▶ [What is expected] Output the data that follows exactly, line for line.

A block of data

____

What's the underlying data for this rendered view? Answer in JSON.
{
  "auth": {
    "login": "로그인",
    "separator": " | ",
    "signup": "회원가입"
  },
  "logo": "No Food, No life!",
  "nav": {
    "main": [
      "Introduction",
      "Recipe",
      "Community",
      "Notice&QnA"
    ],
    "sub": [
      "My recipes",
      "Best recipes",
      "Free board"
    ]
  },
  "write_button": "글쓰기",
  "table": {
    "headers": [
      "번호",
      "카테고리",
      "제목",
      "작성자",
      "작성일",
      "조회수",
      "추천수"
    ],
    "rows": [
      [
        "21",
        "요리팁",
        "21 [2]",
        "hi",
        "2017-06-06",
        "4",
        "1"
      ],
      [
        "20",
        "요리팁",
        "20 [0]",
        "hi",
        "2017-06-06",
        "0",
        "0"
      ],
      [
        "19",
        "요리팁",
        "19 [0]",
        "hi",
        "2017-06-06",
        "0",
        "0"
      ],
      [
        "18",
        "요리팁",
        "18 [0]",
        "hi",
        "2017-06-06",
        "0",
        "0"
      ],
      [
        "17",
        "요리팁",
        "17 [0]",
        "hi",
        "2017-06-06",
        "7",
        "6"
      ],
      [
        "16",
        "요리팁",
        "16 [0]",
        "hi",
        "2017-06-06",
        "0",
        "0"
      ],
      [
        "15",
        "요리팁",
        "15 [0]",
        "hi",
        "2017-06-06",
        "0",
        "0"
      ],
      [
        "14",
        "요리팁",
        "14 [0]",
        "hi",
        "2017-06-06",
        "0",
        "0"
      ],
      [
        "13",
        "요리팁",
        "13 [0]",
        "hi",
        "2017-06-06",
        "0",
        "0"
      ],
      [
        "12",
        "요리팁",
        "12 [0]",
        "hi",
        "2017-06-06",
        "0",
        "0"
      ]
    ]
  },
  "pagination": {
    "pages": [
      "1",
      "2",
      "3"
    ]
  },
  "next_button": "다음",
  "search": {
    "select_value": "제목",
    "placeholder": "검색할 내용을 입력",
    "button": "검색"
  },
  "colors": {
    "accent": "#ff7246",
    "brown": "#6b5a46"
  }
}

____

▶ [Task response]
What's the underlying data for this rendered view? Answer in JSON.
{
  "auth": {
    "login": "로그인",
    "separator": " | ",
    "signup": "회원가입"
  },
  "logo": "No Food, No life!",
  "nav": {
    "main": [
      "Introduction",
      "Recipe",
      "Community",
      "Notice&QnA"
    ],
    "sub": [
      "My recipes",
      "Best recipes",
      "Free board"
    ]
  },
  "write_button": "글쓰기",
  "table": {
    "headers": [
      "번호",
      "카테고리",
      "제목",
      "작성자",
      "작성일",
      "조회수",
      "추천수"
    ],
    "rows": [
      [
        "21",
        "요리팁",
        "21 [2]",
        "hi",
        "2017-06-06",
        "4",
        "1"
      ],
      [
        "20",
        "요리팁",
        "20 [0]",
        "hi",
        "2017-06-06",
        "0",
        "0"
      ],
      [
        "19",
        "요리팁",
        "19 [0]",
        "hi",
        "2017-06-06",
        "0",
        "0"
      ],
      [
        "18",
        "요리팁",
        "18 [0]",
        "hi",
        "2017-06-06",
        "0",
        "0"
      ],
      [
        "17",
        "요리팁",
        "17 [0]",
        "hi",
        "2017-06-06",
        "7",
        "6"
      ],
      [
        "16",
        "요리팁",
        "16 [0]",
        "hi",
        "2017-06-06",
        "0",
        "0"
      ],
      [
        "15",
        "요리팁",
        "15 [0]",
        "hi",
        "2017-06-06",
        "0",
        "0"
      ],
      [
        "14",
        "요리팁",
        "14 [0]",
        "hi",
        "2017-06-06",
        "0",
        "0"
      ],
      [
        "13",
        "요리팁",
        "13 [0]",
        "hi",
        "2017-06-06",
        "0",
        "0"
      ],
      [
        "12",
        "요리팁",
        "12 [0]",
        "hi",
        "2017-06-06",
        "0",
        "0"
      ]
    ]
  },
  "pagination": {
    "pages": [
      "1",
      "2",
      "3"
    ]
  },
  "next_button": "다음",
  "search": {
    "select_value": "제목",
    "placeholder": "검색할 내용을 입력",
    "button": "검색"
  },
  "colors": {
    "accent": "#ff7246",
    "brown": "#6b5a46"
  }
}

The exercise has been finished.